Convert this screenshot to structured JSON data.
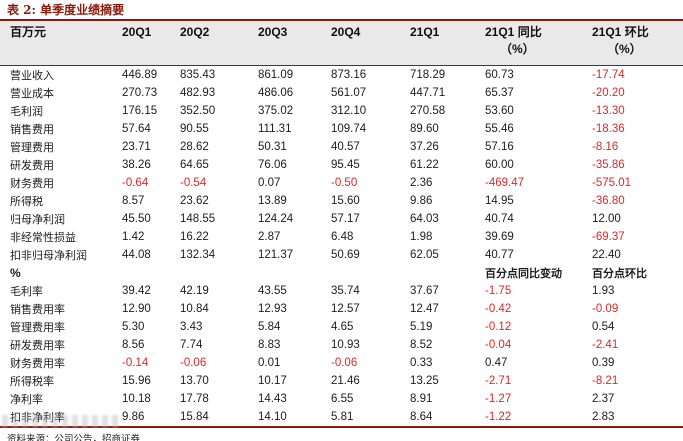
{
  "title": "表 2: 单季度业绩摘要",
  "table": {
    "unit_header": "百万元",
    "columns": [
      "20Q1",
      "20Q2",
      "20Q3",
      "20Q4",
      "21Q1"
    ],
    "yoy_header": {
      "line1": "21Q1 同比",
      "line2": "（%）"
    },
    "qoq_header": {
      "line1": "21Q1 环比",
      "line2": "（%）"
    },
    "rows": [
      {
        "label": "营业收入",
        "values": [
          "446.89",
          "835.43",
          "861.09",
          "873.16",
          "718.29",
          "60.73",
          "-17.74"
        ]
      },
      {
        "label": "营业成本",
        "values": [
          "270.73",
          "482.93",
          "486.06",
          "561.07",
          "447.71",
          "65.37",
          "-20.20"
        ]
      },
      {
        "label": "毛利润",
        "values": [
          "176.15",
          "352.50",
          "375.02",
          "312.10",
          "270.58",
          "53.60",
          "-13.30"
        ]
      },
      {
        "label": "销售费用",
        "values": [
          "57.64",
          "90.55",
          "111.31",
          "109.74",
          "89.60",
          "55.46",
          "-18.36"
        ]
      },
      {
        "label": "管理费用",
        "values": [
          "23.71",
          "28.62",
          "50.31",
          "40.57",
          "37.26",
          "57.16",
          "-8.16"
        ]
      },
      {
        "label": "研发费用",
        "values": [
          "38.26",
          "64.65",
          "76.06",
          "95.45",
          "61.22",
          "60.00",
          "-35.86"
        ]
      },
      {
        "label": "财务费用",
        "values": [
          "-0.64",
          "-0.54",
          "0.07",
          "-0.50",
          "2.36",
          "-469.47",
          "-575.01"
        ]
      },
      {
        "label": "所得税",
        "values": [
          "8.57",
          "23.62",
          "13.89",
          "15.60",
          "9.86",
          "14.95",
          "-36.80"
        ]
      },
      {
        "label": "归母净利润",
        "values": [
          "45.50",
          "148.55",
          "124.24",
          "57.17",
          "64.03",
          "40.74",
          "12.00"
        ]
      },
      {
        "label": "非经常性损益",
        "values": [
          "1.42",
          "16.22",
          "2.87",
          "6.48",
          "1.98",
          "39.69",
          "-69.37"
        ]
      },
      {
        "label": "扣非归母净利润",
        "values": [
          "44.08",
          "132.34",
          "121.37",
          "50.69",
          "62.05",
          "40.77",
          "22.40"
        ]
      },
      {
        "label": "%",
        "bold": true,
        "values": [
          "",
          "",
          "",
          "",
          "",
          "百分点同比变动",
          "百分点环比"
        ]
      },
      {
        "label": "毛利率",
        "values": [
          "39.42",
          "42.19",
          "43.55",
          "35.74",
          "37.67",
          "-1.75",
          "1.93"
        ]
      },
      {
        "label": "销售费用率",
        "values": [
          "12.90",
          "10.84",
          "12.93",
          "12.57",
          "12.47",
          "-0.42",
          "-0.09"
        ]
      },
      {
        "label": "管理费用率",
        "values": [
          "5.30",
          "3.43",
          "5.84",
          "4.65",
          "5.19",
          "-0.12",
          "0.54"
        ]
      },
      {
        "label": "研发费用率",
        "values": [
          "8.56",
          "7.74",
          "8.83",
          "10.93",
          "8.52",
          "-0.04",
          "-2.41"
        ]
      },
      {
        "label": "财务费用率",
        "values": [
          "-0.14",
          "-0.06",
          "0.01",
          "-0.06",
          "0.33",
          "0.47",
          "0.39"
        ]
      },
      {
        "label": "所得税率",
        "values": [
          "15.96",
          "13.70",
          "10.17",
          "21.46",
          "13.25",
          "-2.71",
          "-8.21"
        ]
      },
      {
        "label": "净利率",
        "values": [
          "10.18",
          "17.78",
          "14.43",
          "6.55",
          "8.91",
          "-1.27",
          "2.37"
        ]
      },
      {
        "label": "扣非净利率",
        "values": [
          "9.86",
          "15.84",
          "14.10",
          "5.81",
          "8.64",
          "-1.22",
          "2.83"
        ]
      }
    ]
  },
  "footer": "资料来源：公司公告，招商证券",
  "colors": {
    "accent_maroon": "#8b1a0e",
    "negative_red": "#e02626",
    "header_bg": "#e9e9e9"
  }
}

- Do this
Print out the lines exactly, skipping any picture.

- Response to the task
Convert this screenshot to structured JSON data.
{
  "title": "表 2: 单季度业绩摘要",
  "table": {
    "unit_header": "百万元",
    "columns": [
      "20Q1",
      "20Q2",
      "20Q3",
      "20Q4",
      "21Q1"
    ],
    "yoy_header": {
      "line1": "21Q1 同比",
      "line2": "（%）"
    },
    "qoq_header": {
      "line1": "21Q1 环比",
      "line2": "（%）"
    },
    "rows": [
      {
        "label": "营业收入",
        "values": [
          "446.89",
          "835.43",
          "861.09",
          "873.16",
          "718.29",
          "60.73",
          "-17.74"
        ]
      },
      {
        "label": "营业成本",
        "values": [
          "270.73",
          "482.93",
          "486.06",
          "561.07",
          "447.71",
          "65.37",
          "-20.20"
        ]
      },
      {
        "label": "毛利润",
        "values": [
          "176.15",
          "352.50",
          "375.02",
          "312.10",
          "270.58",
          "53.60",
          "-13.30"
        ]
      },
      {
        "label": "销售费用",
        "values": [
          "57.64",
          "90.55",
          "111.31",
          "109.74",
          "89.60",
          "55.46",
          "-18.36"
        ]
      },
      {
        "label": "管理费用",
        "values": [
          "23.71",
          "28.62",
          "50.31",
          "40.57",
          "37.26",
          "57.16",
          "-8.16"
        ]
      },
      {
        "label": "研发费用",
        "values": [
          "38.26",
          "64.65",
          "76.06",
          "95.45",
          "61.22",
          "60.00",
          "-35.86"
        ]
      },
      {
        "label": "财务费用",
        "values": [
          "-0.64",
          "-0.54",
          "0.07",
          "-0.50",
          "2.36",
          "-469.47",
          "-575.01"
        ]
      },
      {
        "label": "所得税",
        "values": [
          "8.57",
          "23.62",
          "13.89",
          "15.60",
          "9.86",
          "14.95",
          "-36.80"
        ]
      },
      {
        "label": "归母净利润",
        "values": [
          "45.50",
          "148.55",
          "124.24",
          "57.17",
          "64.03",
          "40.74",
          "12.00"
        ]
      },
      {
        "label": "非经常性损益",
        "values": [
          "1.42",
          "16.22",
          "2.87",
          "6.48",
          "1.98",
          "39.69",
          "-69.37"
        ]
      },
      {
        "label": "扣非归母净利润",
        "values": [
          "44.08",
          "132.34",
          "121.37",
          "50.69",
          "62.05",
          "40.77",
          "22.40"
        ]
      },
      {
        "label": "%",
        "bold": true,
        "values": [
          "",
          "",
          "",
          "",
          "",
          "百分点同比变动",
          "百分点环比"
        ]
      },
      {
        "label": "毛利率",
        "values": [
          "39.42",
          "42.19",
          "43.55",
          "35.74",
          "37.67",
          "-1.75",
          "1.93"
        ]
      },
      {
        "label": "销售费用率",
        "values": [
          "12.90",
          "10.84",
          "12.93",
          "12.57",
          "12.47",
          "-0.42",
          "-0.09"
        ]
      },
      {
        "label": "管理费用率",
        "values": [
          "5.30",
          "3.43",
          "5.84",
          "4.65",
          "5.19",
          "-0.12",
          "0.54"
        ]
      },
      {
        "label": "研发费用率",
        "values": [
          "8.56",
          "7.74",
          "8.83",
          "10.93",
          "8.52",
          "-0.04",
          "-2.41"
        ]
      },
      {
        "label": "财务费用率",
        "values": [
          "-0.14",
          "-0.06",
          "0.01",
          "-0.06",
          "0.33",
          "0.47",
          "0.39"
        ]
      },
      {
        "label": "所得税率",
        "values": [
          "15.96",
          "13.70",
          "10.17",
          "21.46",
          "13.25",
          "-2.71",
          "-8.21"
        ]
      },
      {
        "label": "净利率",
        "values": [
          "10.18",
          "17.78",
          "14.43",
          "6.55",
          "8.91",
          "-1.27",
          "2.37"
        ]
      },
      {
        "label": "扣非净利率",
        "values": [
          "9.86",
          "15.84",
          "14.10",
          "5.81",
          "8.64",
          "-1.22",
          "2.83"
        ]
      }
    ]
  },
  "footer": "资料来源：公司公告，招商证券",
  "colors": {
    "accent_maroon": "#8b1a0e",
    "negative_red": "#e02626",
    "header_bg": "#e9e9e9"
  }
}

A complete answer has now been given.